-- Work instructions --
Restate the data word for word and leave the images out.

-- Records to process --
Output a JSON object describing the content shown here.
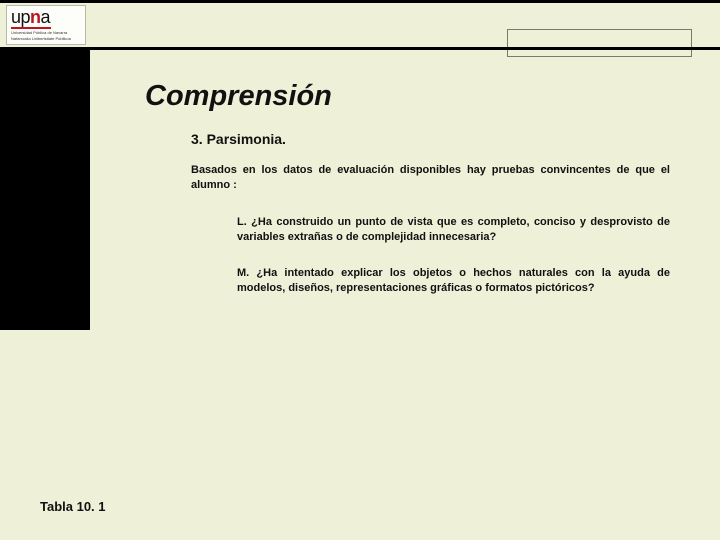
{
  "colors": {
    "background": "#eef0d8",
    "accent_red": "#c1121f",
    "black": "#000000",
    "text": "#111111",
    "box_border": "#7a7a6a"
  },
  "logo": {
    "prefix": "up",
    "accent": "n",
    "suffix": "a",
    "sub1": "Universidad Pública de Navarra",
    "sub2": "Nafarroako Unibertsitate Publikoa"
  },
  "content": {
    "title": "Comprensión",
    "subtitle": "3. Parsimonia.",
    "intro": "Basados en los datos de evaluación disponibles hay pruebas convincentes de que el alumno :",
    "item_l": "L. ¿Ha construido un punto de vista que es completo, conciso y desprovisto de variables extrañas o de complejidad innecesaria?",
    "item_m": "M. ¿Ha intentado explicar los objetos o hechos naturales con la ayuda de modelos, diseños, representaciones gráficas o formatos pictóricos?"
  },
  "footer": {
    "label": "Tabla 10. 1"
  }
}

-- Task result --
Output a JSON object describing the content shown here.
{
  "colors": {
    "background": "#eef0d8",
    "accent_red": "#c1121f",
    "black": "#000000",
    "text": "#111111",
    "box_border": "#7a7a6a"
  },
  "logo": {
    "prefix": "up",
    "accent": "n",
    "suffix": "a",
    "sub1": "Universidad Pública de Navarra",
    "sub2": "Nafarroako Unibertsitate Publikoa"
  },
  "content": {
    "title": "Comprensión",
    "subtitle": "3. Parsimonia.",
    "intro": "Basados en los datos de evaluación disponibles hay pruebas convincentes de que el alumno :",
    "item_l": "L. ¿Ha construido un punto de vista que es completo, conciso y desprovisto de variables extrañas o de complejidad innecesaria?",
    "item_m": "M. ¿Ha intentado explicar los objetos o hechos naturales con la ayuda de modelos, diseños, representaciones gráficas o formatos pictóricos?"
  },
  "footer": {
    "label": "Tabla 10. 1"
  }
}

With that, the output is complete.